PROBLEM DESCRIPTION
Copy out the listing in full, exactly as written, but not its pictures.

Stored items
----------
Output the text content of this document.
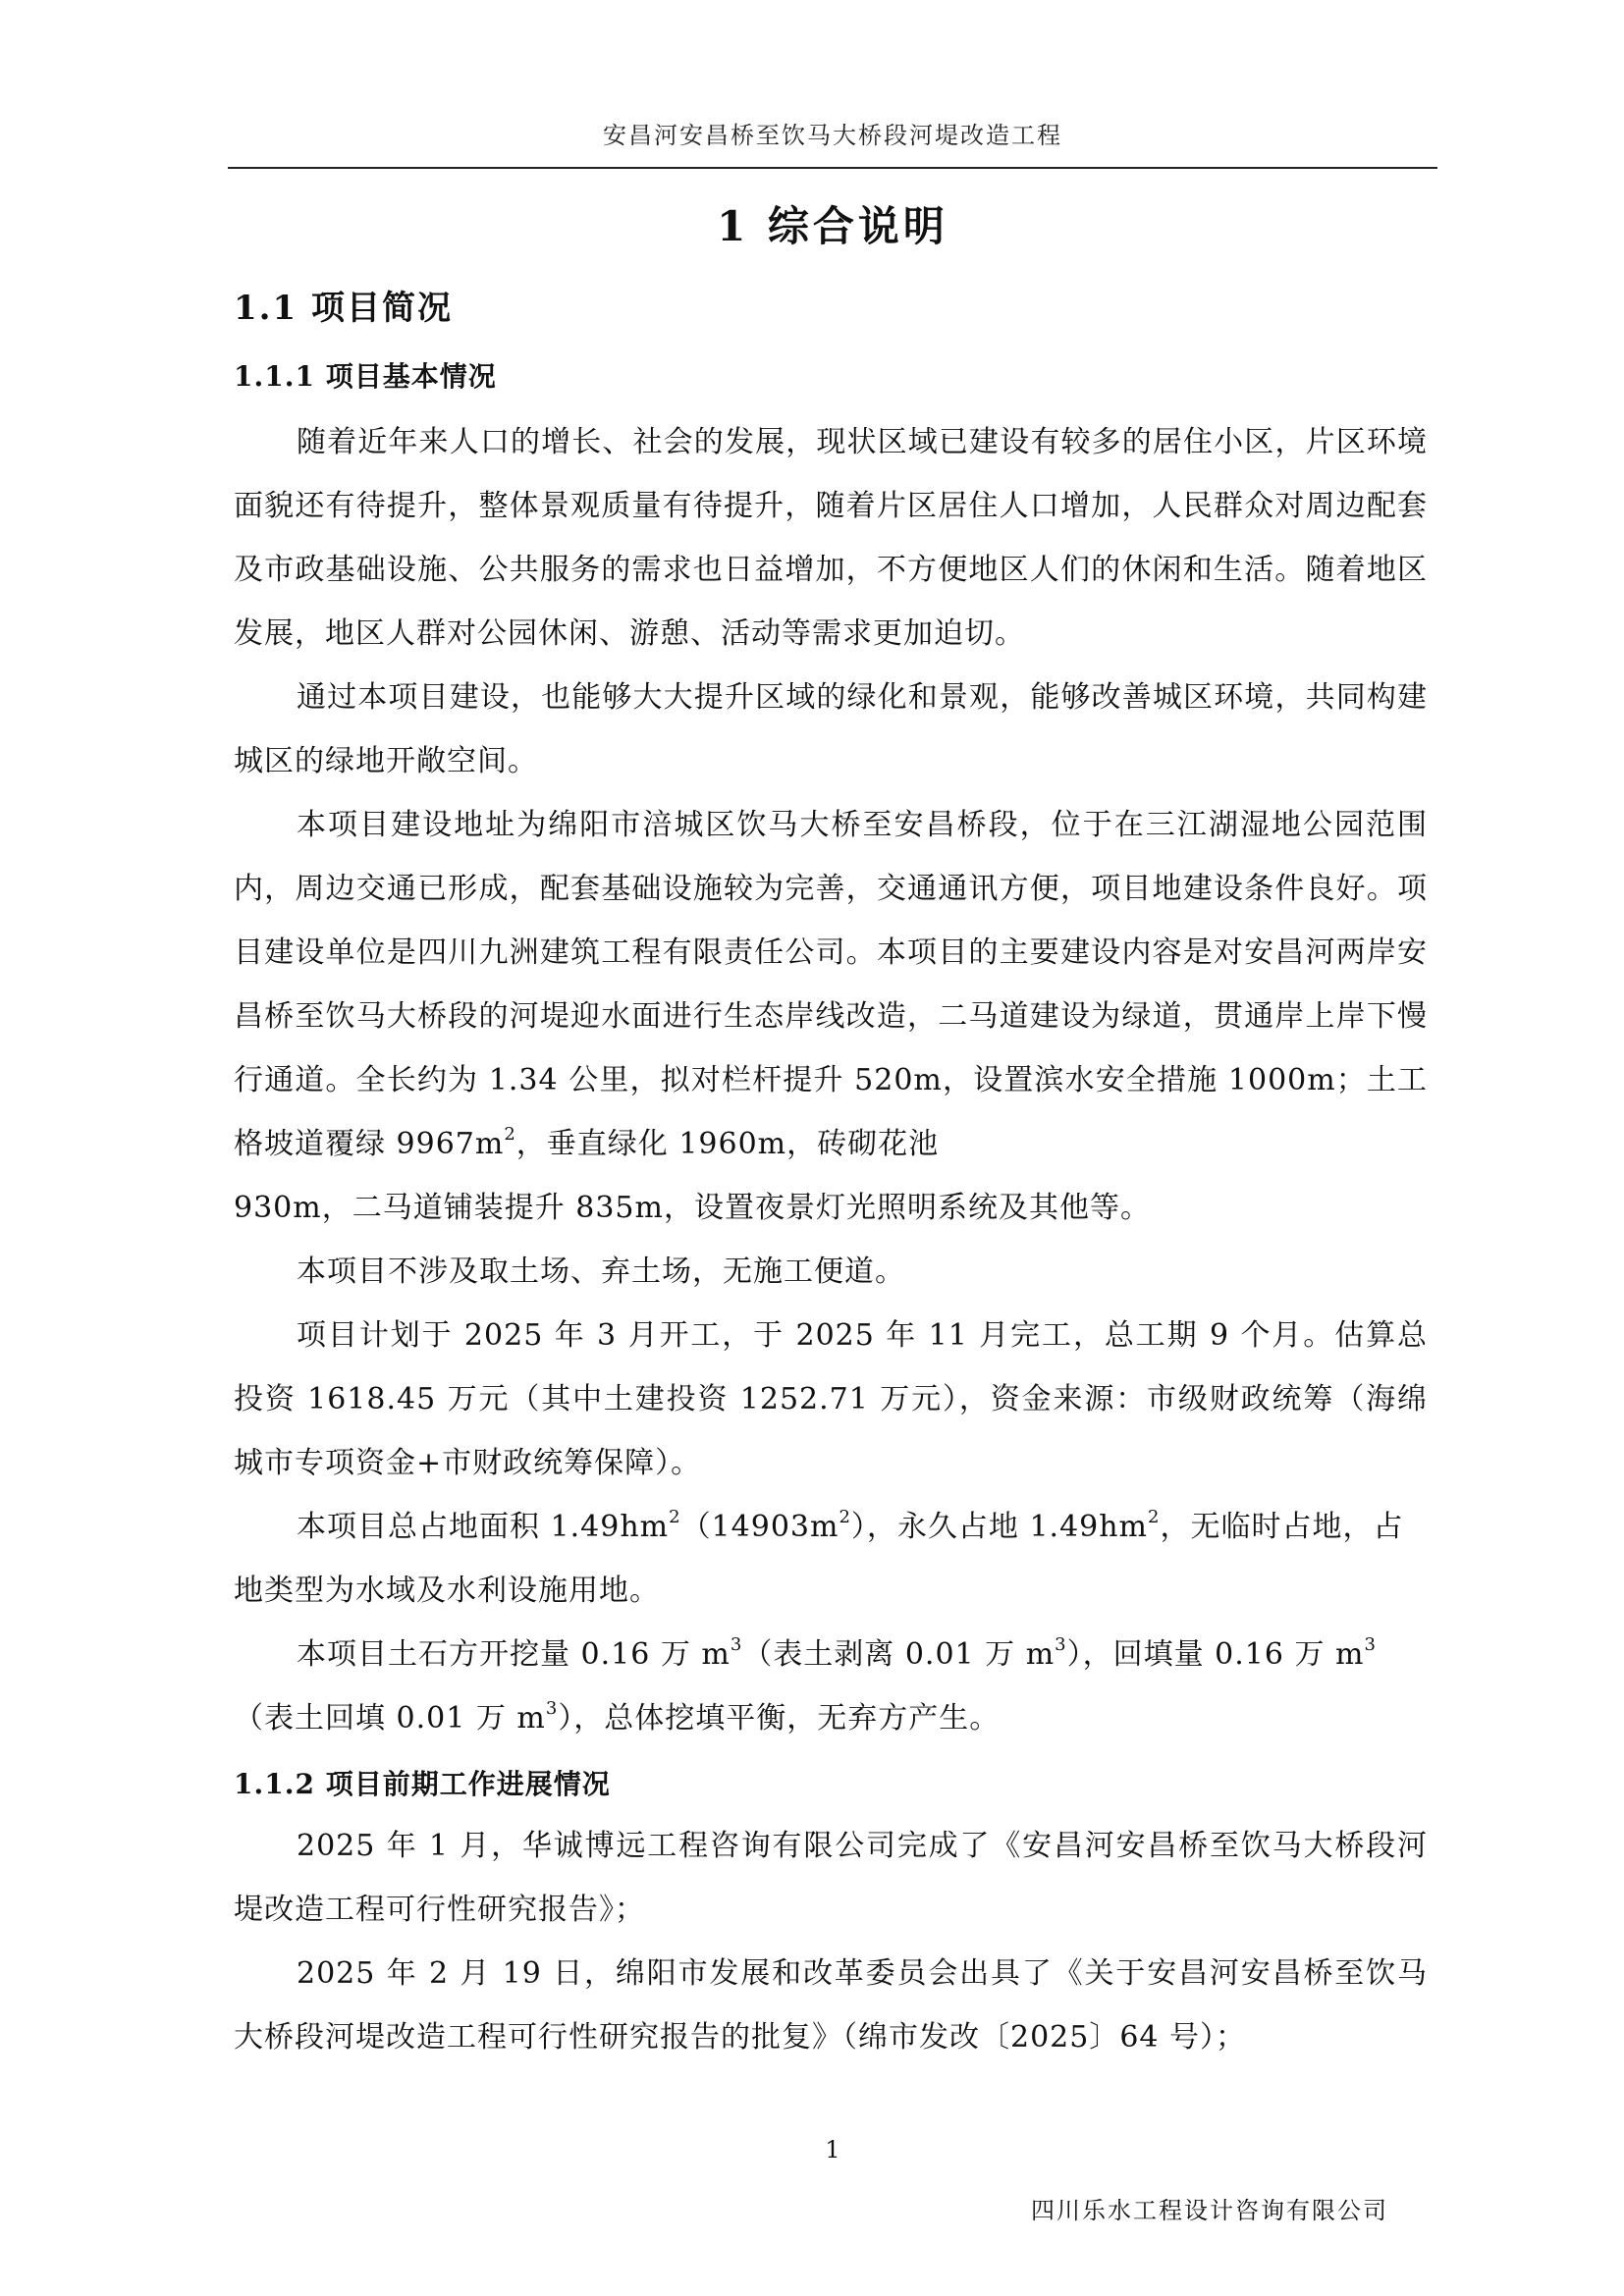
安昌河安昌桥至饮马大桥段河堤改造工程
1 综合说明
1.1 项目简况
1.1.1 项目基本情况

随着近年来人口的增长、社会的发展，现状区域已建设有较多的居住小区，片区环境面貌还有待提升，整体景观质量有待提升，随着片区居住人口增加，人民群众对周边配套及市政基础设施、公共服务的需求也日益增加，不方便地区人们的休闲和生活。随着地区发展，地区人群对公园休闲、游憩、活动等需求更加迫切。

通过本项目建设，也能够大大提升区域的绿化和景观，能够改善城区环境，共同构建城区的绿地开敞空间。

本项目建设地址为绵阳市涪城区饮马大桥至安昌桥段，位于在三江湖湿地公园范围内，周边交通已形成，配套基础设施较为完善，交通通讯方便，项目地建设条件良好。项目建设单位是四川九洲建筑工程有限责任公司。本项目的主要建设内容是对安昌河两岸安昌桥至饮马大桥段的河堤迎水面进行生态岸线改造，二马道建设为绿道，贯通岸上岸下慢行通道。全长约为 1.34 公里，拟对栏杆提升 520m，设置滨水安全措施 1000m；土工格坡道覆绿 $9967m^2$，垂直绿化 1960m，砖砌花池

930m，二马道铺装提升 835m，设置夜景灯光照明系统及其他等。

本项目不涉及取土场、弃土场，无施工便道。

项目计划于 2025 年 3 月开工，于 2025 年 11 月完工，总工期 9 个月。估算总投资 1618.45 万元（其中土建投资 1252.71 万元），资金来源：市级财政统筹（海绵城市专项资金+市财政统筹保障）。

本项目总占地面积 $1.49hm^2(14903m^2)$，永久占地 $1.49hm^2$，无临时占地，占

地类型为水域及水利设施用地。

本项目土石方开挖量 0.16 万 $m^3$（表土剥离 0.01 万 $m^3$），回填量 0.16 万 $m^3$

（表土回填 0.01 万 $m^3$），总体挖填平衡，无弃方产生。

1.1.2 项目前期工作进展情况

2025 年 1 月，华诚博远工程咨询有限公司完成了《安昌河安昌桥至饮马大桥段河堤改造工程可行性研究报告》；

2025 年 2 月 19 日，绵阳市发展和改革委员会出具了《关于安昌河安昌桥至饮马大桥段河堤改造工程可行性研究报告的批复》（绵市发改〔2025〕64 号）；

1
四川乐水工程设计咨询有限公司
----------
EXERCISE RESULT
Output the text content of this document.
安昌河安昌桥至饮马大桥段河堤改造工程
1 综合说明
1.1 项目简况
1.1.1 项目基本情况

随着近年来人口的增长、社会的发展，现状区域已建设有较多的居住小区，片区环境面貌还有待提升，整体景观质量有待提升，随着片区居住人口增加，人民群众对周边配套及市政基础设施、公共服务的需求也日益增加，不方便地区人们的休闲和生活。随着地区发展，地区人群对公园休闲、游憩、活动等需求更加迫切。

通过本项目建设，也能够大大提升区域的绿化和景观，能够改善城区环境，共同构建城区的绿地开敞空间。

本项目建设地址为绵阳市涪城区饮马大桥至安昌桥段，位于在三江湖湿地公园范围内，周边交通已形成，配套基础设施较为完善，交通通讯方便，项目地建设条件良好。项目建设单位是四川九洲建筑工程有限责任公司。本项目的主要建设内容是对安昌河两岸安昌桥至饮马大桥段的河堤迎水面进行生态岸线改造，二马道建设为绿道，贯通岸上岸下慢行通道。全长约为 1.34 公里，拟对栏杆提升 520m，设置滨水安全措施 1000m；土工格坡道覆绿 $9967m^2$，垂直绿化 1960m，砖砌花池

930m，二马道铺装提升 835m，设置夜景灯光照明系统及其他等。

本项目不涉及取土场、弃土场，无施工便道。

项目计划于 2025 年 3 月开工，于 2025 年 11 月完工，总工期 9 个月。估算总投资 1618.45 万元（其中土建投资 1252.71 万元），资金来源：市级财政统筹（海绵城市专项资金+市财政统筹保障）。

本项目总占地面积 $1.49hm^2(14903m^2)$，永久占地 $1.49hm^2$，无临时占地，占

地类型为水域及水利设施用地。

本项目土石方开挖量 0.16 万 $m^3$（表土剥离 0.01 万 $m^3$），回填量 0.16 万 $m^3$

（表土回填 0.01 万 $m^3$），总体挖填平衡，无弃方产生。

1.1.2 项目前期工作进展情况

2025 年 1 月，华诚博远工程咨询有限公司完成了《安昌河安昌桥至饮马大桥段河堤改造工程可行性研究报告》；

2025 年 2 月 19 日，绵阳市发展和改革委员会出具了《关于安昌河安昌桥至饮马大桥段河堤改造工程可行性研究报告的批复》（绵市发改〔2025〕64 号）；

1
四川乐水工程设计咨询有限公司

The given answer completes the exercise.